• [Problem statement]: Print the entries that appear below, exactly as written and without their pictures.

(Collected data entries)
################

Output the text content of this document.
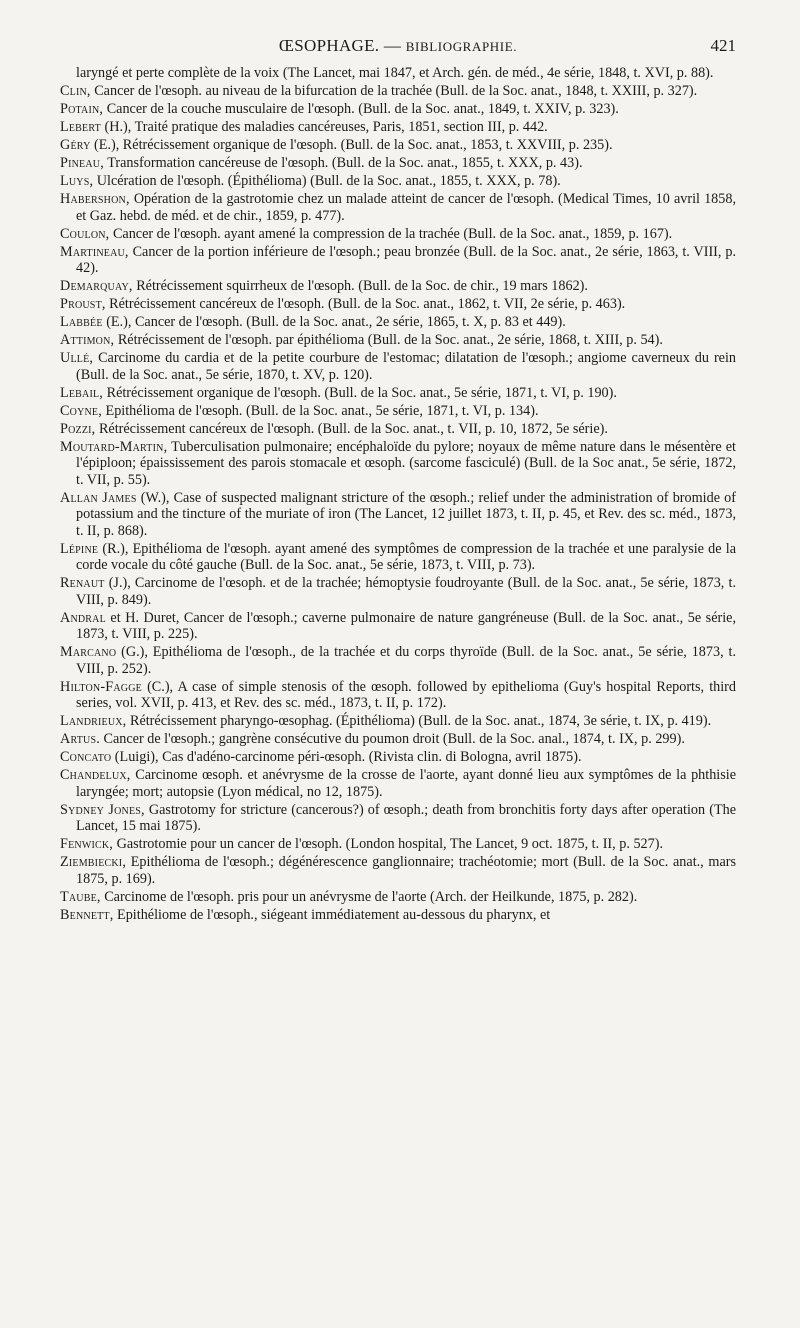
ŒSOPHAGE. — BIBLIOGRAPHIE.	421

laryngé et perte complète de la voix (The Lancet, mai 1847, et Arch. gén. de méd., 4e série, 1848, t. XVI, p. 88).

Clin, Cancer de l'œsoph. au niveau de la bifurcation de la trachée (Bull. de la Soc. anat., 1848, t. XXIII, p. 327).

Potain, Cancer de la couche musculaire de l'œsoph. (Bull. de la Soc. anat., 1849, t. XXIV, p. 323).

Lebert (H.), Traité pratique des maladies cancéreuses, Paris, 1851, section III, p. 442.

Géry (E.), Rétrécissement organique de l'œsoph. (Bull. de la Soc. anat., 1853, t. XXVIII, p. 235).

Pineau, Transformation cancéreuse de l'œsoph. (Bull. de la Soc. anat., 1855, t. XXX, p. 43).

Luys, Ulcération de l'œsoph. (Épithélioma) (Bull. de la Soc. anat., 1855, t. XXX, p. 78).

Habershon, Opération de la gastrotomie chez un malade atteint de cancer de l'œsoph. (Medical Times, 10 avril 1858, et Gaz. hebd. de méd. et de chir., 1859, p. 477).

Coulon, Cancer de l'œsoph. ayant amené la compression de la trachée (Bull. de la Soc. anat., 1859, p. 167).

Martineau, Cancer de la portion inférieure de l'œsoph.; peau bronzée (Bull. de la Soc. anat., 2e série, 1863, t. VIII, p. 42).

Demarquay, Rétrécissement squirrheux de l'œsoph. (Bull. de la Soc. de chir., 19 mars 1862).

Proust, Rétrécissement cancéreux de l'œsoph. (Bull. de la Soc. anat., 1862, t. VII, 2e série, p. 463).

Labbée (E.), Cancer de l'œsoph. (Bull. de la Soc. anat., 2e série, 1865, t. X, p. 83 et 449).

Attimon, Rétrécissement de l'œsoph. par épithélioma (Bull. de la Soc. anat., 2e série, 1868, t. XIII, p. 54).

Ullé, Carcinome du cardia et de la petite courbure de l'estomac; dilatation de l'œsoph.; angiome caverneux du rein (Bull. de la Soc. anat., 5e série, 1870, t. XV, p. 120).

Lebail, Rétrécissement organique de l'œsoph. (Bull. de la Soc. anat., 5e série, 1871, t. VI, p. 190).

Coyne, Epithélioma de l'œsoph. (Bull. de la Soc. anat., 5e série, 1871, t. VI, p. 134).

Pozzi, Rétrécissement cancéreux de l'œsoph. (Bull. de la Soc. anat., t. VII, p. 10, 1872, 5e série).

Moutard-Martin, Tuberculisation pulmonaire; encéphaloïde du pylore; noyaux de même nature dans le mésentère et l'épiploon; épaississement des parois stomacale et œsoph. (sarcome fasciculé) (Bull. de la Soc anat., 5e série, 1872, t. VII, p. 55).

Allan James (W.), Case of suspected malignant stricture of the œsoph.; relief under the administration of bromide of potassium and the tincture of the muriate of iron (The Lancet, 12 juillet 1873, t. II, p. 45, et Rev. des sc. méd., 1873, t. II, p. 868).

Lépine (R.), Epithélioma de l'œsoph. ayant amené des symptômes de compression de la trachée et une paralysie de la corde vocale du côté gauche (Bull. de la Soc. anat., 5e série, 1873, t. VIII, p. 73).

Renaut (J.), Carcinome de l'œsoph. et de la trachée; hémoptysie foudroyante (Bull. de la Soc. anat., 5e série, 1873, t. VIII, p. 849).

Andral et H. Duret, Cancer de l'œsoph.; caverne pulmonaire de nature gangréneuse (Bull. de la Soc. anat., 5e série, 1873, t. VIII, p. 225).

Marcano (G.), Epithélioma de l'œsoph., de la trachée et du corps thyroïde (Bull. de la Soc. anat., 5e série, 1873, t. VIII, p. 252).

Hilton-Fagge (C.), A case of simple stenosis of the œsoph. followed by epithelioma (Guy's hospital Reports, third series, vol. XVII, p. 413, et Rev. des sc. méd., 1873, t. II, p. 172).

Landrieux, Rétrécissement pharyngo-œsophag. (Épithélioma) (Bull. de la Soc. anat., 1874, 3e série, t. IX, p. 419).

Artus. Cancer de l'œsoph.; gangrène consécutive du poumon droit (Bull. de la Soc. anal., 1874, t. IX, p. 299).

Concato (Luigi), Cas d'adéno-carcinome péri-œsoph. (Rivista clin. di Bologna, avril 1875).

Chandelux, Carcinome œsoph. et anévrysme de la crosse de l'aorte, ayant donné lieu aux symptômes de la phthisie laryngée; mort; autopsie (Lyon médical, no 12, 1875).

Sydney Jones, Gastrotomy for stricture (cancerous?) of œsoph.; death from bronchitis forty days after operation (The Lancet, 15 mai 1875).

Fenwick, Gastrotomie pour un cancer de l'œsoph. (London hospital, The Lancet, 9 oct. 1875, t. II, p. 527).

Ziembiecki, Epithélioma de l'œsoph.; dégénérescence ganglionnaire; trachéotomie; mort (Bull. de la Soc. anat., mars 1875, p. 169).

Taube, Carcinome de l'œsoph. pris pour un anévrysme de l'aorte (Arch. der Heilkunde, 1875, p. 282).

Bennett, Epithéliome de l'œsoph., siégeant immédiatement au-dessous du pharynx, et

################

• [Exercise solution]:
Output the text content of this document.
ŒSOPHAGE. — BIBLIOGRAPHIE.	421

laryngé et perte complète de la voix (The Lancet, mai 1847, et Arch. gén. de méd., 4e série, 1848, t. XVI, p. 88).

Clin, Cancer de l'œsoph. au niveau de la bifurcation de la trachée (Bull. de la Soc. anat., 1848, t. XXIII, p. 327).

Potain, Cancer de la couche musculaire de l'œsoph. (Bull. de la Soc. anat., 1849, t. XXIV, p. 323).

Lebert (H.), Traité pratique des maladies cancéreuses, Paris, 1851, section III, p. 442.

Géry (E.), Rétrécissement organique de l'œsoph. (Bull. de la Soc. anat., 1853, t. XXVIII, p. 235).

Pineau, Transformation cancéreuse de l'œsoph. (Bull. de la Soc. anat., 1855, t. XXX, p. 43).

Luys, Ulcération de l'œsoph. (Épithélioma) (Bull. de la Soc. anat., 1855, t. XXX, p. 78).

Habershon, Opération de la gastrotomie chez un malade atteint de cancer de l'œsoph. (Medical Times, 10 avril 1858, et Gaz. hebd. de méd. et de chir., 1859, p. 477).

Coulon, Cancer de l'œsoph. ayant amené la compression de la trachée (Bull. de la Soc. anat., 1859, p. 167).

Martineau, Cancer de la portion inférieure de l'œsoph.; peau bronzée (Bull. de la Soc. anat., 2e série, 1863, t. VIII, p. 42).

Demarquay, Rétrécissement squirrheux de l'œsoph. (Bull. de la Soc. de chir., 19 mars 1862).

Proust, Rétrécissement cancéreux de l'œsoph. (Bull. de la Soc. anat., 1862, t. VII, 2e série, p. 463).

Labbée (E.), Cancer de l'œsoph. (Bull. de la Soc. anat., 2e série, 1865, t. X, p. 83 et 449).

Attimon, Rétrécissement de l'œsoph. par épithélioma (Bull. de la Soc. anat., 2e série, 1868, t. XIII, p. 54).

Ullé, Carcinome du cardia et de la petite courbure de l'estomac; dilatation de l'œsoph.; angiome caverneux du rein (Bull. de la Soc. anat., 5e série, 1870, t. XV, p. 120).

Lebail, Rétrécissement organique de l'œsoph. (Bull. de la Soc. anat., 5e série, 1871, t. VI, p. 190).

Coyne, Epithélioma de l'œsoph. (Bull. de la Soc. anat., 5e série, 1871, t. VI, p. 134).

Pozzi, Rétrécissement cancéreux de l'œsoph. (Bull. de la Soc. anat., t. VII, p. 10, 1872, 5e série).

Moutard-Martin, Tuberculisation pulmonaire; encéphaloïde du pylore; noyaux de même nature dans le mésentère et l'épiploon; épaississement des parois stomacale et œsoph. (sarcome fasciculé) (Bull. de la Soc anat., 5e série, 1872, t. VII, p. 55).

Allan James (W.), Case of suspected malignant stricture of the œsoph.; relief under the administration of bromide of potassium and the tincture of the muriate of iron (The Lancet, 12 juillet 1873, t. II, p. 45, et Rev. des sc. méd., 1873, t. II, p. 868).

Lépine (R.), Epithélioma de l'œsoph. ayant amené des symptômes de compression de la trachée et une paralysie de la corde vocale du côté gauche (Bull. de la Soc. anat., 5e série, 1873, t. VIII, p. 73).

Renaut (J.), Carcinome de l'œsoph. et de la trachée; hémoptysie foudroyante (Bull. de la Soc. anat., 5e série, 1873, t. VIII, p. 849).

Andral et H. Duret, Cancer de l'œsoph.; caverne pulmonaire de nature gangréneuse (Bull. de la Soc. anat., 5e série, 1873, t. VIII, p. 225).

Marcano (G.), Epithélioma de l'œsoph., de la trachée et du corps thyroïde (Bull. de la Soc. anat., 5e série, 1873, t. VIII, p. 252).

Hilton-Fagge (C.), A case of simple stenosis of the œsoph. followed by epithelioma (Guy's hospital Reports, third series, vol. XVII, p. 413, et Rev. des sc. méd., 1873, t. II, p. 172).

Landrieux, Rétrécissement pharyngo-œsophag. (Épithélioma) (Bull. de la Soc. anat., 1874, 3e série, t. IX, p. 419).

Artus. Cancer de l'œsoph.; gangrène consécutive du poumon droit (Bull. de la Soc. anal., 1874, t. IX, p. 299).

Concato (Luigi), Cas d'adéno-carcinome péri-œsoph. (Rivista clin. di Bologna, avril 1875).

Chandelux, Carcinome œsoph. et anévrysme de la crosse de l'aorte, ayant donné lieu aux symptômes de la phthisie laryngée; mort; autopsie (Lyon médical, no 12, 1875).

Sydney Jones, Gastrotomy for stricture (cancerous?) of œsoph.; death from bronchitis forty days after operation (The Lancet, 15 mai 1875).

Fenwick, Gastrotomie pour un cancer de l'œsoph. (London hospital, The Lancet, 9 oct. 1875, t. II, p. 527).

Ziembiecki, Epithélioma de l'œsoph.; dégénérescence ganglionnaire; trachéotomie; mort (Bull. de la Soc. anat., mars 1875, p. 169).

Taube, Carcinome de l'œsoph. pris pour un anévrysme de l'aorte (Arch. der Heilkunde, 1875, p. 282).

Bennett, Epithéliome de l'œsoph., siégeant immédiatement au-dessous du pharynx, et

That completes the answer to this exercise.